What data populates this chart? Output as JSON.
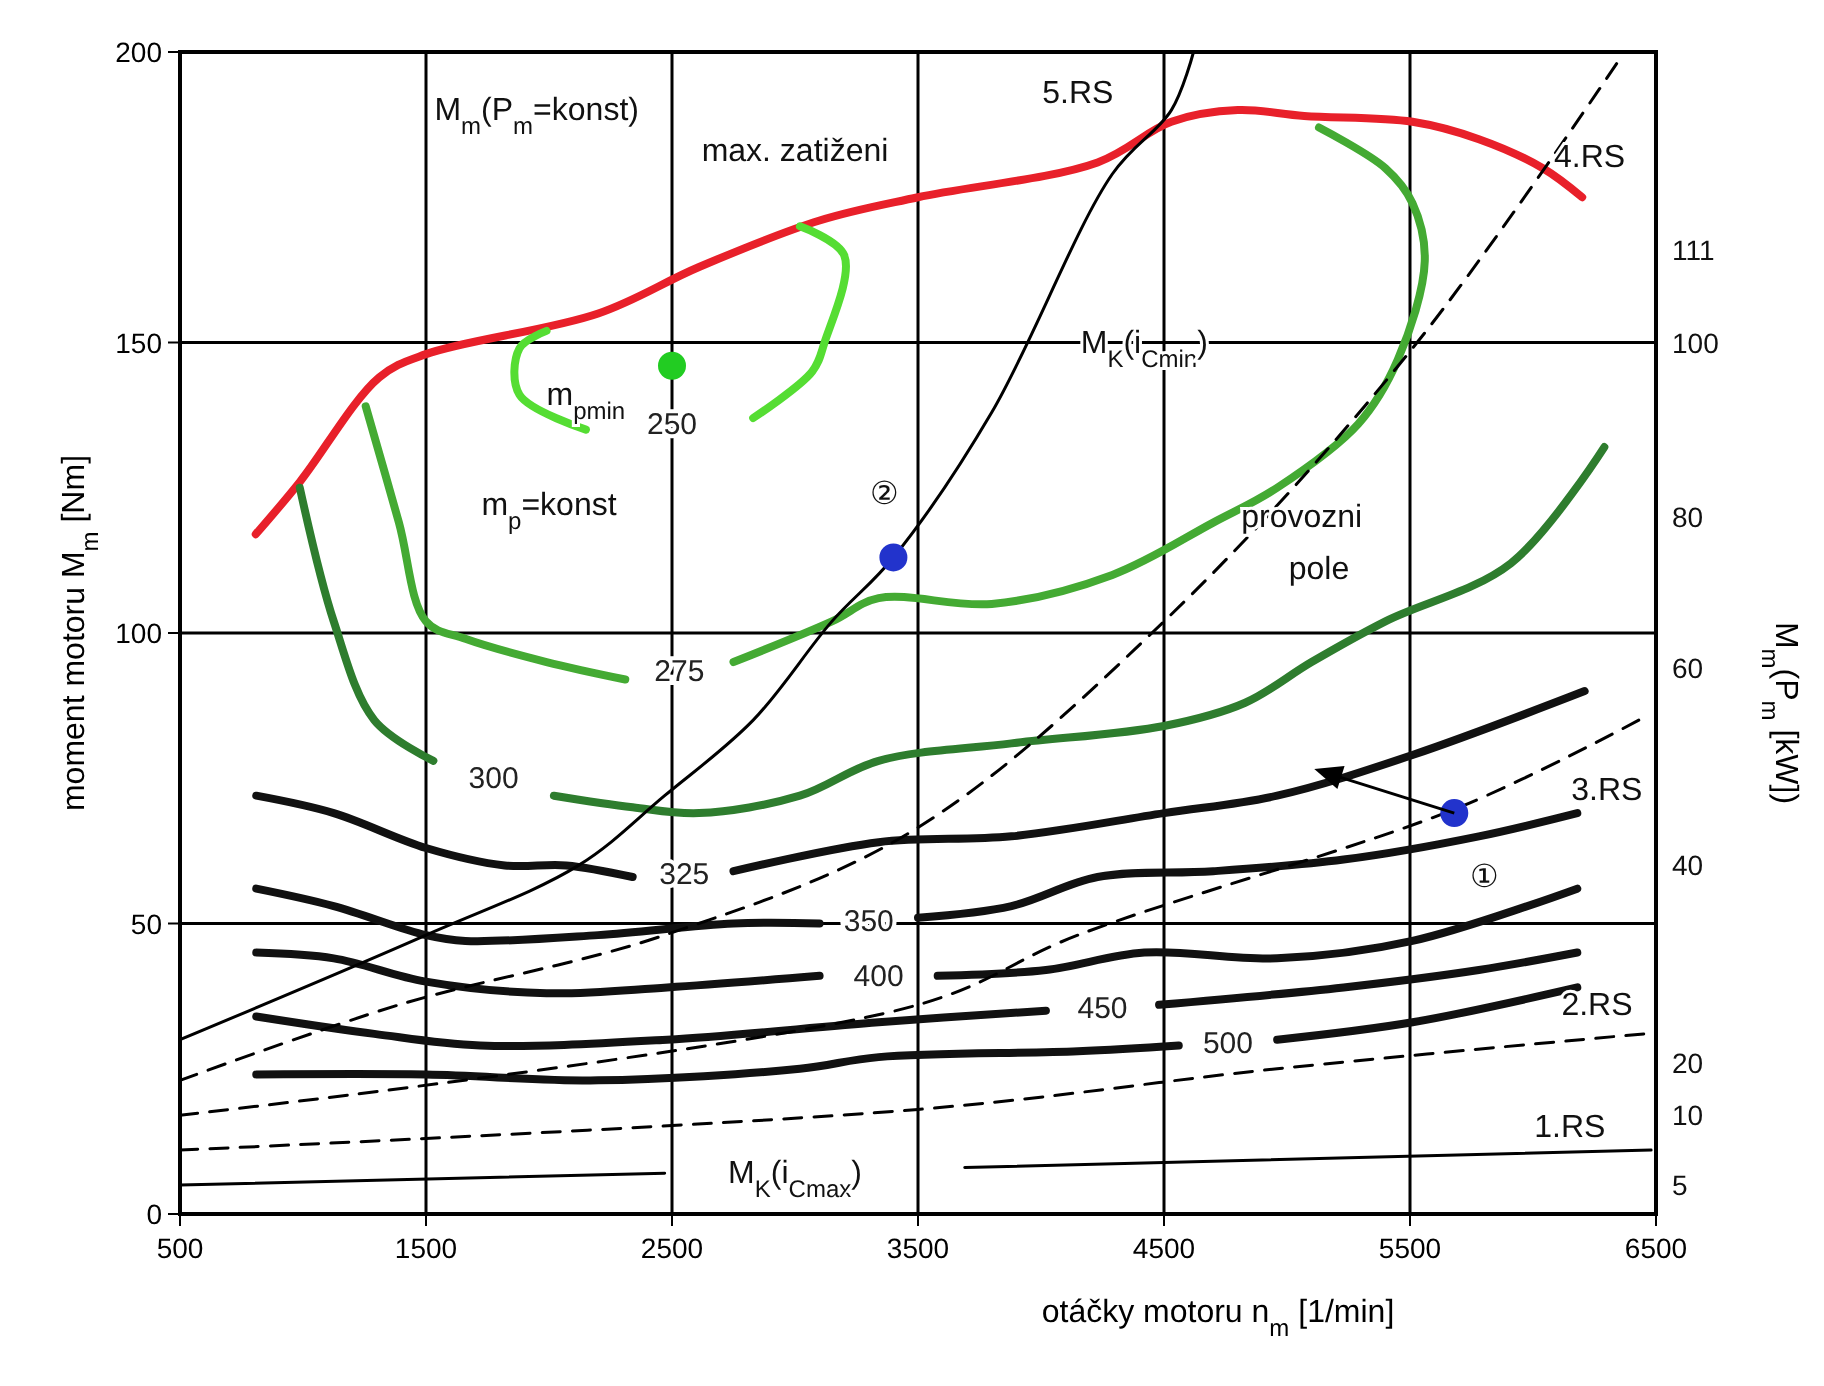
{
  "chart_data": {
    "type": "line",
    "xlabel": "otáčky motoru  n$_{m}$ [1/min]",
    "ylabel": "moment  motoru   M$_{m}$ [Nm]",
    "y2label": "M$_{m}$(P$_{m}$ [kW])",
    "xlim": [
      500,
      6500
    ],
    "xticks": [
      500,
      1500,
      2500,
      3500,
      4500,
      5500,
      6500
    ],
    "ylim": [
      0,
      200
    ],
    "yticks": [
      0,
      50,
      100,
      150,
      200
    ],
    "grid": true,
    "marker": "none",
    "series": [
      {
        "color": "#e8202a",
        "x": [
          808,
          987,
          1310,
          1500,
          2200,
          2610,
          3100,
          3500,
          4230,
          4530,
          4800,
          5070,
          5510,
          5780,
          6040,
          6200
        ],
        "values": [
          117,
          126,
          144,
          148,
          155,
          163,
          171,
          175,
          181,
          188,
          190,
          189,
          188,
          185,
          180,
          175
        ]
      },
      {
        "name": "250",
        "color": "#55dd33",
        "x": [
          3020,
          3200,
          3120,
          3070,
          2830,
          2500,
          2150,
          1880,
          1880,
          1990
        ],
        "values": [
          170,
          165,
          150,
          145,
          137,
          null,
          135,
          141,
          149,
          152
        ]
      },
      {
        "name": "275",
        "color": "#44aa33",
        "x": [
          1255,
          1390,
          1500,
          1660,
          1990,
          2310,
          2530,
          2750,
          3150,
          3340,
          3800,
          4290,
          4700,
          4960,
          5290,
          5450,
          5560,
          5510,
          5400,
          5130
        ],
        "values": [
          139,
          119,
          102,
          99,
          95,
          92,
          null,
          95,
          102,
          106,
          105,
          110,
          119,
          125,
          136,
          147,
          164,
          174,
          180,
          187
        ]
      },
      {
        "name": "300",
        "color": "#2e7d2e",
        "x": [
          987,
          1125,
          1290,
          1530,
          1775,
          2020,
          2340,
          2610,
          3020,
          3340,
          3880,
          4500,
          4830,
          5100,
          5400,
          5910,
          6290
        ],
        "values": [
          125,
          102,
          85,
          78,
          null,
          72,
          70,
          69,
          72,
          78,
          81,
          84,
          88,
          95,
          102,
          112,
          132
        ]
      },
      {
        "name": "325",
        "color": "#111111",
        "x": [
          810,
          1125,
          1500,
          1820,
          2070,
          2340,
          2550,
          2750,
          3340,
          3880,
          4500,
          4960,
          5510,
          6210
        ],
        "values": [
          72,
          69,
          63,
          60,
          60,
          58,
          null,
          59,
          64,
          65,
          69,
          72,
          79,
          90
        ]
      },
      {
        "name": "350",
        "color": "#111111",
        "x": [
          810,
          1125,
          1500,
          1660,
          2200,
          2750,
          3100,
          3300,
          3500,
          3880,
          4230,
          4700,
          5230,
          5780,
          6180
        ],
        "values": [
          56,
          53,
          48,
          47,
          48,
          50,
          50,
          null,
          51,
          53,
          58,
          59,
          61,
          65,
          69
        ]
      },
      {
        "name": "400",
        "color": "#111111",
        "x": [
          810,
          1125,
          1500,
          1990,
          2480,
          3100,
          3340,
          3580,
          4020,
          4420,
          4960,
          5510,
          6180
        ],
        "values": [
          45,
          44,
          40,
          38,
          39,
          41,
          null,
          41,
          42,
          45,
          44,
          47,
          56
        ]
      },
      {
        "name": "450",
        "color": "#111111",
        "x": [
          810,
          1290,
          1720,
          2480,
          3340,
          4020,
          4250,
          4480,
          5230,
          5780,
          6180
        ],
        "values": [
          34,
          31,
          29,
          30,
          33,
          35,
          null,
          36,
          39,
          42,
          45
        ]
      },
      {
        "name": "500",
        "color": "#111111",
        "x": [
          810,
          1500,
          2200,
          3020,
          3340,
          4150,
          4560,
          4760,
          4960,
          5510,
          6180
        ],
        "values": [
          24,
          24,
          23,
          25,
          27,
          28,
          29,
          null,
          30,
          33,
          39
        ]
      },
      {
        "color": "#000000",
        "x": [
          500,
          1500,
          2120,
          2470,
          2830,
          3150,
          3400,
          3800,
          4290,
          4530,
          4620
        ],
        "values": [
          30,
          48,
          60,
          72,
          85,
          102,
          113,
          138,
          179,
          190,
          200
        ]
      },
      {
        "color": "#000000",
        "line_style": "dashed",
        "x": [
          500,
          1390,
          2470,
          3480,
          4500,
          5510,
          6340
        ],
        "values": [
          23,
          36,
          48,
          66,
          102,
          149,
          198
        ]
      },
      {
        "color": "#000000",
        "line_style": "dashed",
        "x": [
          500,
          3500,
          4150,
          5700,
          6430
        ],
        "values": [
          17,
          36,
          48,
          70,
          85
        ]
      },
      {
        "color": "#000000",
        "line_style": "dashed",
        "x": [
          500,
          3500,
          4960,
          6450
        ],
        "values": [
          11,
          18,
          25,
          31
        ]
      },
      {
        "color": "#000000",
        "x": [
          500,
          2470
        ],
        "values": [
          5,
          7
        ]
      },
      {
        "color": "#000000",
        "x": [
          3690,
          6480
        ],
        "values": [
          8,
          11
        ]
      },
      {
        "type": "scatter",
        "marker": "circle",
        "x": [
          2500,
          3400,
          5680
        ],
        "values": [
          146,
          113,
          69
        ],
        "colors": [
          "#22cc22",
          "#2233cc",
          "#2233cc"
        ]
      }
    ],
    "annotations": [
      "max. zatiženi",
      "m$_{pmin}$",
      "m$_{p}$=konst",
      "M$_{m}$(P$_{m}$=konst)",
      "M$_{K}$(i$_{Cmin}$)",
      "M$_{K}$(i$_{Cmax}$)",
      "provozni",
      "pole",
      "②",
      "①",
      "5.RS",
      "4.RS",
      "3.RS",
      "2.RS",
      "1.RS",
      "111",
      "100",
      "80",
      "60",
      "40",
      "20",
      "10",
      "5"
    ]
  }
}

** TASK BRIEF **
Can you repeat every record above exactly, apart from the pictures?

** RESPONSE TO THE EXERCISE **
What data populates this chart? Output as JSON.
{
  "chart_data": {
    "type": "line",
    "xlabel": "otáčky motoru  n$_{m}$ [1/min]",
    "ylabel": "moment  motoru   M$_{m}$ [Nm]",
    "y2label": "M$_{m}$(P$_{m}$ [kW])",
    "xlim": [
      500,
      6500
    ],
    "xticks": [
      500,
      1500,
      2500,
      3500,
      4500,
      5500,
      6500
    ],
    "ylim": [
      0,
      200
    ],
    "yticks": [
      0,
      50,
      100,
      150,
      200
    ],
    "grid": true,
    "marker": "none",
    "series": [
      {
        "color": "#e8202a",
        "x": [
          808,
          987,
          1310,
          1500,
          2200,
          2610,
          3100,
          3500,
          4230,
          4530,
          4800,
          5070,
          5510,
          5780,
          6040,
          6200
        ],
        "values": [
          117,
          126,
          144,
          148,
          155,
          163,
          171,
          175,
          181,
          188,
          190,
          189,
          188,
          185,
          180,
          175
        ]
      },
      {
        "name": "250",
        "color": "#55dd33",
        "x": [
          3020,
          3200,
          3120,
          3070,
          2830,
          2500,
          2150,
          1880,
          1880,
          1990
        ],
        "values": [
          170,
          165,
          150,
          145,
          137,
          null,
          135,
          141,
          149,
          152
        ]
      },
      {
        "name": "275",
        "color": "#44aa33",
        "x": [
          1255,
          1390,
          1500,
          1660,
          1990,
          2310,
          2530,
          2750,
          3150,
          3340,
          3800,
          4290,
          4700,
          4960,
          5290,
          5450,
          5560,
          5510,
          5400,
          5130
        ],
        "values": [
          139,
          119,
          102,
          99,
          95,
          92,
          null,
          95,
          102,
          106,
          105,
          110,
          119,
          125,
          136,
          147,
          164,
          174,
          180,
          187
        ]
      },
      {
        "name": "300",
        "color": "#2e7d2e",
        "x": [
          987,
          1125,
          1290,
          1530,
          1775,
          2020,
          2340,
          2610,
          3020,
          3340,
          3880,
          4500,
          4830,
          5100,
          5400,
          5910,
          6290
        ],
        "values": [
          125,
          102,
          85,
          78,
          null,
          72,
          70,
          69,
          72,
          78,
          81,
          84,
          88,
          95,
          102,
          112,
          132
        ]
      },
      {
        "name": "325",
        "color": "#111111",
        "x": [
          810,
          1125,
          1500,
          1820,
          2070,
          2340,
          2550,
          2750,
          3340,
          3880,
          4500,
          4960,
          5510,
          6210
        ],
        "values": [
          72,
          69,
          63,
          60,
          60,
          58,
          null,
          59,
          64,
          65,
          69,
          72,
          79,
          90
        ]
      },
      {
        "name": "350",
        "color": "#111111",
        "x": [
          810,
          1125,
          1500,
          1660,
          2200,
          2750,
          3100,
          3300,
          3500,
          3880,
          4230,
          4700,
          5230,
          5780,
          6180
        ],
        "values": [
          56,
          53,
          48,
          47,
          48,
          50,
          50,
          null,
          51,
          53,
          58,
          59,
          61,
          65,
          69
        ]
      },
      {
        "name": "400",
        "color": "#111111",
        "x": [
          810,
          1125,
          1500,
          1990,
          2480,
          3100,
          3340,
          3580,
          4020,
          4420,
          4960,
          5510,
          6180
        ],
        "values": [
          45,
          44,
          40,
          38,
          39,
          41,
          null,
          41,
          42,
          45,
          44,
          47,
          56
        ]
      },
      {
        "name": "450",
        "color": "#111111",
        "x": [
          810,
          1290,
          1720,
          2480,
          3340,
          4020,
          4250,
          4480,
          5230,
          5780,
          6180
        ],
        "values": [
          34,
          31,
          29,
          30,
          33,
          35,
          null,
          36,
          39,
          42,
          45
        ]
      },
      {
        "name": "500",
        "color": "#111111",
        "x": [
          810,
          1500,
          2200,
          3020,
          3340,
          4150,
          4560,
          4760,
          4960,
          5510,
          6180
        ],
        "values": [
          24,
          24,
          23,
          25,
          27,
          28,
          29,
          null,
          30,
          33,
          39
        ]
      },
      {
        "color": "#000000",
        "x": [
          500,
          1500,
          2120,
          2470,
          2830,
          3150,
          3400,
          3800,
          4290,
          4530,
          4620
        ],
        "values": [
          30,
          48,
          60,
          72,
          85,
          102,
          113,
          138,
          179,
          190,
          200
        ]
      },
      {
        "color": "#000000",
        "line_style": "dashed",
        "x": [
          500,
          1390,
          2470,
          3480,
          4500,
          5510,
          6340
        ],
        "values": [
          23,
          36,
          48,
          66,
          102,
          149,
          198
        ]
      },
      {
        "color": "#000000",
        "line_style": "dashed",
        "x": [
          500,
          3500,
          4150,
          5700,
          6430
        ],
        "values": [
          17,
          36,
          48,
          70,
          85
        ]
      },
      {
        "color": "#000000",
        "line_style": "dashed",
        "x": [
          500,
          3500,
          4960,
          6450
        ],
        "values": [
          11,
          18,
          25,
          31
        ]
      },
      {
        "color": "#000000",
        "x": [
          500,
          2470
        ],
        "values": [
          5,
          7
        ]
      },
      {
        "color": "#000000",
        "x": [
          3690,
          6480
        ],
        "values": [
          8,
          11
        ]
      },
      {
        "type": "scatter",
        "marker": "circle",
        "x": [
          2500,
          3400,
          5680
        ],
        "values": [
          146,
          113,
          69
        ],
        "colors": [
          "#22cc22",
          "#2233cc",
          "#2233cc"
        ]
      }
    ],
    "annotations": [
      "max. zatiženi",
      "m$_{pmin}$",
      "m$_{p}$=konst",
      "M$_{m}$(P$_{m}$=konst)",
      "M$_{K}$(i$_{Cmin}$)",
      "M$_{K}$(i$_{Cmax}$)",
      "provozni",
      "pole",
      "②",
      "①",
      "5.RS",
      "4.RS",
      "3.RS",
      "2.RS",
      "1.RS",
      "111",
      "100",
      "80",
      "60",
      "40",
      "20",
      "10",
      "5"
    ]
  }
}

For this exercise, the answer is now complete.